#### Stored data:

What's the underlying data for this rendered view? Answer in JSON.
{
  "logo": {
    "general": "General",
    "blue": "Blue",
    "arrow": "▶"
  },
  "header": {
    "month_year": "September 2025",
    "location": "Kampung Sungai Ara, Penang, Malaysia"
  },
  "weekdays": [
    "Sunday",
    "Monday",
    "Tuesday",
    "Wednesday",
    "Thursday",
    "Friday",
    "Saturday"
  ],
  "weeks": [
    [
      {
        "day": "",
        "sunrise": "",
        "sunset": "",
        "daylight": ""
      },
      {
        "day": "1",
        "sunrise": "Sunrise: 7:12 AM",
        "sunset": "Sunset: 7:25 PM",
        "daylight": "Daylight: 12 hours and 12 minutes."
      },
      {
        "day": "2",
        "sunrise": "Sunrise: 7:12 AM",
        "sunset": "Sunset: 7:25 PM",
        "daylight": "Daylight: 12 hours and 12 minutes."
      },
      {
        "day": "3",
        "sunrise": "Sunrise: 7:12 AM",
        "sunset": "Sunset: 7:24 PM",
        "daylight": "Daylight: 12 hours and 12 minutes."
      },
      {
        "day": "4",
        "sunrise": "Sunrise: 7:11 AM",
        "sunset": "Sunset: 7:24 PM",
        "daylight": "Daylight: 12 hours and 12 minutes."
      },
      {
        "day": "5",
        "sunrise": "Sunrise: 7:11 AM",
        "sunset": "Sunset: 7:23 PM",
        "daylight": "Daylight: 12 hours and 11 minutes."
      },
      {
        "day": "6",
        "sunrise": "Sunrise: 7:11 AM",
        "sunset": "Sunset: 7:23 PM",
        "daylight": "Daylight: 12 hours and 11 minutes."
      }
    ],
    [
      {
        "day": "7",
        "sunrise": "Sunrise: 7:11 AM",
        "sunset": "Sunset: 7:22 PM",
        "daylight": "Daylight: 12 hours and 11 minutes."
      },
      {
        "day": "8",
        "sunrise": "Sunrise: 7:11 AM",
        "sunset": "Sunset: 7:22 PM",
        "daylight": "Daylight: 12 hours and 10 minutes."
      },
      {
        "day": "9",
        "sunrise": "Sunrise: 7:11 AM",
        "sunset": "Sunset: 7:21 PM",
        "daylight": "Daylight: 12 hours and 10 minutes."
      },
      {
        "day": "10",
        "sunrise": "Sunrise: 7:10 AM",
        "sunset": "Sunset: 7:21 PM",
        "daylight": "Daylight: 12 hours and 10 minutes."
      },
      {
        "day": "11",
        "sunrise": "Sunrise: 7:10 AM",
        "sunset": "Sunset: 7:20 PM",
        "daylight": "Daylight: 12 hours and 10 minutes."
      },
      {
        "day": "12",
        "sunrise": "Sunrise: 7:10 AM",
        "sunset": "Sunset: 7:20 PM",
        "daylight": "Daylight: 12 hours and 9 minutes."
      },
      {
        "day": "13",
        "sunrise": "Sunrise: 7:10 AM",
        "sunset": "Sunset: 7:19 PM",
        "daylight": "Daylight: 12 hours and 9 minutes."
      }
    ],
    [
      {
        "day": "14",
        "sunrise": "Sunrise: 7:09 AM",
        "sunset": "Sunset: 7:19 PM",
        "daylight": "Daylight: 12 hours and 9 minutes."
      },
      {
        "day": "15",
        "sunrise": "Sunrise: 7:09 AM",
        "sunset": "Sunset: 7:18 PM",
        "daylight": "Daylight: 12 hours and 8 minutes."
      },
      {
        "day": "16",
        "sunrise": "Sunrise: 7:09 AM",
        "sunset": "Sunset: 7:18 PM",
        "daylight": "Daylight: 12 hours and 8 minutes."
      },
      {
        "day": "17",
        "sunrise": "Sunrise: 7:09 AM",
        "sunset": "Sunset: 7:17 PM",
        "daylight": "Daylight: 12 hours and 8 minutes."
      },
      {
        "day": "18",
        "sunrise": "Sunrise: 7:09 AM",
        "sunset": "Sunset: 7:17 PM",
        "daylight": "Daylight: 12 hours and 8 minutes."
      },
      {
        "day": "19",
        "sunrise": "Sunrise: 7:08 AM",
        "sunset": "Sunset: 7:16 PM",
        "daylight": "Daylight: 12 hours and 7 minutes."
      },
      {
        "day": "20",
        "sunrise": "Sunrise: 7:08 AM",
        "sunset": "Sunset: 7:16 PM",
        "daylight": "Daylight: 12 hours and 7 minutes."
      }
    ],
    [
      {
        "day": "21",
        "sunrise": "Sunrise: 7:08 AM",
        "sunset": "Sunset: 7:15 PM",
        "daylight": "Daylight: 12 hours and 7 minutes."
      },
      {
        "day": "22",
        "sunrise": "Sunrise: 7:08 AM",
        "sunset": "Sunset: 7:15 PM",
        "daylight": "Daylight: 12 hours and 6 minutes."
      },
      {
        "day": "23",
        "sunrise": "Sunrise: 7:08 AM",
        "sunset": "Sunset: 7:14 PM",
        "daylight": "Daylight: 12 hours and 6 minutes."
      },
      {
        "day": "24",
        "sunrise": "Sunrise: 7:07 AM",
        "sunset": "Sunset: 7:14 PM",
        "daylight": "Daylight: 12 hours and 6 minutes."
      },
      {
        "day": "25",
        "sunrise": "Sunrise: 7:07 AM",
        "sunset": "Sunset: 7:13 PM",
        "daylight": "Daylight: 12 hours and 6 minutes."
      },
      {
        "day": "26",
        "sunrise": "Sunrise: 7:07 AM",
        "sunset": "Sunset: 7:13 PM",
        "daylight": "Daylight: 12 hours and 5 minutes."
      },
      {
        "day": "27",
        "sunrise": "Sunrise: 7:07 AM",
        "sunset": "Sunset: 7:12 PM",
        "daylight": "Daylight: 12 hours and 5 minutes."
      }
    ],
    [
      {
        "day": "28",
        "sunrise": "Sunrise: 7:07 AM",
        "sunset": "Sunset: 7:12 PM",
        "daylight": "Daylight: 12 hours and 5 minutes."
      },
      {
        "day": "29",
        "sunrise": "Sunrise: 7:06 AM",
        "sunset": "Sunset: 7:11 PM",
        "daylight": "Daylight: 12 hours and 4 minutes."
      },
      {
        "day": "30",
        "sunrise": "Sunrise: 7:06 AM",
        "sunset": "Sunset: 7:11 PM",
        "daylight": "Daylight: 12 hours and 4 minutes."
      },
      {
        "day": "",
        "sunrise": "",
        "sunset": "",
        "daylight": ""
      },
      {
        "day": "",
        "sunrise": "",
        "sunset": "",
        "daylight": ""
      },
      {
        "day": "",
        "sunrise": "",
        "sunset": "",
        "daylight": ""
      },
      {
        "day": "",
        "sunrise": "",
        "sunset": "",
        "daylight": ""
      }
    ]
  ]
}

#### Do this:
From the records above, extract every line exactly as it stands.

#### Task result:
What's the underlying data for this rendered view? Answer in JSON.
{
  "logo": {
    "general": "General",
    "blue": "Blue",
    "arrow": "▶"
  },
  "header": {
    "month_year": "September 2025",
    "location": "Kampung Sungai Ara, Penang, Malaysia"
  },
  "weekdays": [
    "Sunday",
    "Monday",
    "Tuesday",
    "Wednesday",
    "Thursday",
    "Friday",
    "Saturday"
  ],
  "weeks": [
    [
      {
        "day": "",
        "sunrise": "",
        "sunset": "",
        "daylight": ""
      },
      {
        "day": "1",
        "sunrise": "Sunrise: 7:12 AM",
        "sunset": "Sunset: 7:25 PM",
        "daylight": "Daylight: 12 hours and 12 minutes."
      },
      {
        "day": "2",
        "sunrise": "Sunrise: 7:12 AM",
        "sunset": "Sunset: 7:25 PM",
        "daylight": "Daylight: 12 hours and 12 minutes."
      },
      {
        "day": "3",
        "sunrise": "Sunrise: 7:12 AM",
        "sunset": "Sunset: 7:24 PM",
        "daylight": "Daylight: 12 hours and 12 minutes."
      },
      {
        "day": "4",
        "sunrise": "Sunrise: 7:11 AM",
        "sunset": "Sunset: 7:24 PM",
        "daylight": "Daylight: 12 hours and 12 minutes."
      },
      {
        "day": "5",
        "sunrise": "Sunrise: 7:11 AM",
        "sunset": "Sunset: 7:23 PM",
        "daylight": "Daylight: 12 hours and 11 minutes."
      },
      {
        "day": "6",
        "sunrise": "Sunrise: 7:11 AM",
        "sunset": "Sunset: 7:23 PM",
        "daylight": "Daylight: 12 hours and 11 minutes."
      }
    ],
    [
      {
        "day": "7",
        "sunrise": "Sunrise: 7:11 AM",
        "sunset": "Sunset: 7:22 PM",
        "daylight": "Daylight: 12 hours and 11 minutes."
      },
      {
        "day": "8",
        "sunrise": "Sunrise: 7:11 AM",
        "sunset": "Sunset: 7:22 PM",
        "daylight": "Daylight: 12 hours and 10 minutes."
      },
      {
        "day": "9",
        "sunrise": "Sunrise: 7:11 AM",
        "sunset": "Sunset: 7:21 PM",
        "daylight": "Daylight: 12 hours and 10 minutes."
      },
      {
        "day": "10",
        "sunrise": "Sunrise: 7:10 AM",
        "sunset": "Sunset: 7:21 PM",
        "daylight": "Daylight: 12 hours and 10 minutes."
      },
      {
        "day": "11",
        "sunrise": "Sunrise: 7:10 AM",
        "sunset": "Sunset: 7:20 PM",
        "daylight": "Daylight: 12 hours and 10 minutes."
      },
      {
        "day": "12",
        "sunrise": "Sunrise: 7:10 AM",
        "sunset": "Sunset: 7:20 PM",
        "daylight": "Daylight: 12 hours and 9 minutes."
      },
      {
        "day": "13",
        "sunrise": "Sunrise: 7:10 AM",
        "sunset": "Sunset: 7:19 PM",
        "daylight": "Daylight: 12 hours and 9 minutes."
      }
    ],
    [
      {
        "day": "14",
        "sunrise": "Sunrise: 7:09 AM",
        "sunset": "Sunset: 7:19 PM",
        "daylight": "Daylight: 12 hours and 9 minutes."
      },
      {
        "day": "15",
        "sunrise": "Sunrise: 7:09 AM",
        "sunset": "Sunset: 7:18 PM",
        "daylight": "Daylight: 12 hours and 8 minutes."
      },
      {
        "day": "16",
        "sunrise": "Sunrise: 7:09 AM",
        "sunset": "Sunset: 7:18 PM",
        "daylight": "Daylight: 12 hours and 8 minutes."
      },
      {
        "day": "17",
        "sunrise": "Sunrise: 7:09 AM",
        "sunset": "Sunset: 7:17 PM",
        "daylight": "Daylight: 12 hours and 8 minutes."
      },
      {
        "day": "18",
        "sunrise": "Sunrise: 7:09 AM",
        "sunset": "Sunset: 7:17 PM",
        "daylight": "Daylight: 12 hours and 8 minutes."
      },
      {
        "day": "19",
        "sunrise": "Sunrise: 7:08 AM",
        "sunset": "Sunset: 7:16 PM",
        "daylight": "Daylight: 12 hours and 7 minutes."
      },
      {
        "day": "20",
        "sunrise": "Sunrise: 7:08 AM",
        "sunset": "Sunset: 7:16 PM",
        "daylight": "Daylight: 12 hours and 7 minutes."
      }
    ],
    [
      {
        "day": "21",
        "sunrise": "Sunrise: 7:08 AM",
        "sunset": "Sunset: 7:15 PM",
        "daylight": "Daylight: 12 hours and 7 minutes."
      },
      {
        "day": "22",
        "sunrise": "Sunrise: 7:08 AM",
        "sunset": "Sunset: 7:15 PM",
        "daylight": "Daylight: 12 hours and 6 minutes."
      },
      {
        "day": "23",
        "sunrise": "Sunrise: 7:08 AM",
        "sunset": "Sunset: 7:14 PM",
        "daylight": "Daylight: 12 hours and 6 minutes."
      },
      {
        "day": "24",
        "sunrise": "Sunrise: 7:07 AM",
        "sunset": "Sunset: 7:14 PM",
        "daylight": "Daylight: 12 hours and 6 minutes."
      },
      {
        "day": "25",
        "sunrise": "Sunrise: 7:07 AM",
        "sunset": "Sunset: 7:13 PM",
        "daylight": "Daylight: 12 hours and 6 minutes."
      },
      {
        "day": "26",
        "sunrise": "Sunrise: 7:07 AM",
        "sunset": "Sunset: 7:13 PM",
        "daylight": "Daylight: 12 hours and 5 minutes."
      },
      {
        "day": "27",
        "sunrise": "Sunrise: 7:07 AM",
        "sunset": "Sunset: 7:12 PM",
        "daylight": "Daylight: 12 hours and 5 minutes."
      }
    ],
    [
      {
        "day": "28",
        "sunrise": "Sunrise: 7:07 AM",
        "sunset": "Sunset: 7:12 PM",
        "daylight": "Daylight: 12 hours and 5 minutes."
      },
      {
        "day": "29",
        "sunrise": "Sunrise: 7:06 AM",
        "sunset": "Sunset: 7:11 PM",
        "daylight": "Daylight: 12 hours and 4 minutes."
      },
      {
        "day": "30",
        "sunrise": "Sunrise: 7:06 AM",
        "sunset": "Sunset: 7:11 PM",
        "daylight": "Daylight: 12 hours and 4 minutes."
      },
      {
        "day": "",
        "sunrise": "",
        "sunset": "",
        "daylight": ""
      },
      {
        "day": "",
        "sunrise": "",
        "sunset": "",
        "daylight": ""
      },
      {
        "day": "",
        "sunrise": "",
        "sunset": "",
        "daylight": ""
      },
      {
        "day": "",
        "sunrise": "",
        "sunset": "",
        "daylight": ""
      }
    ]
  ]
}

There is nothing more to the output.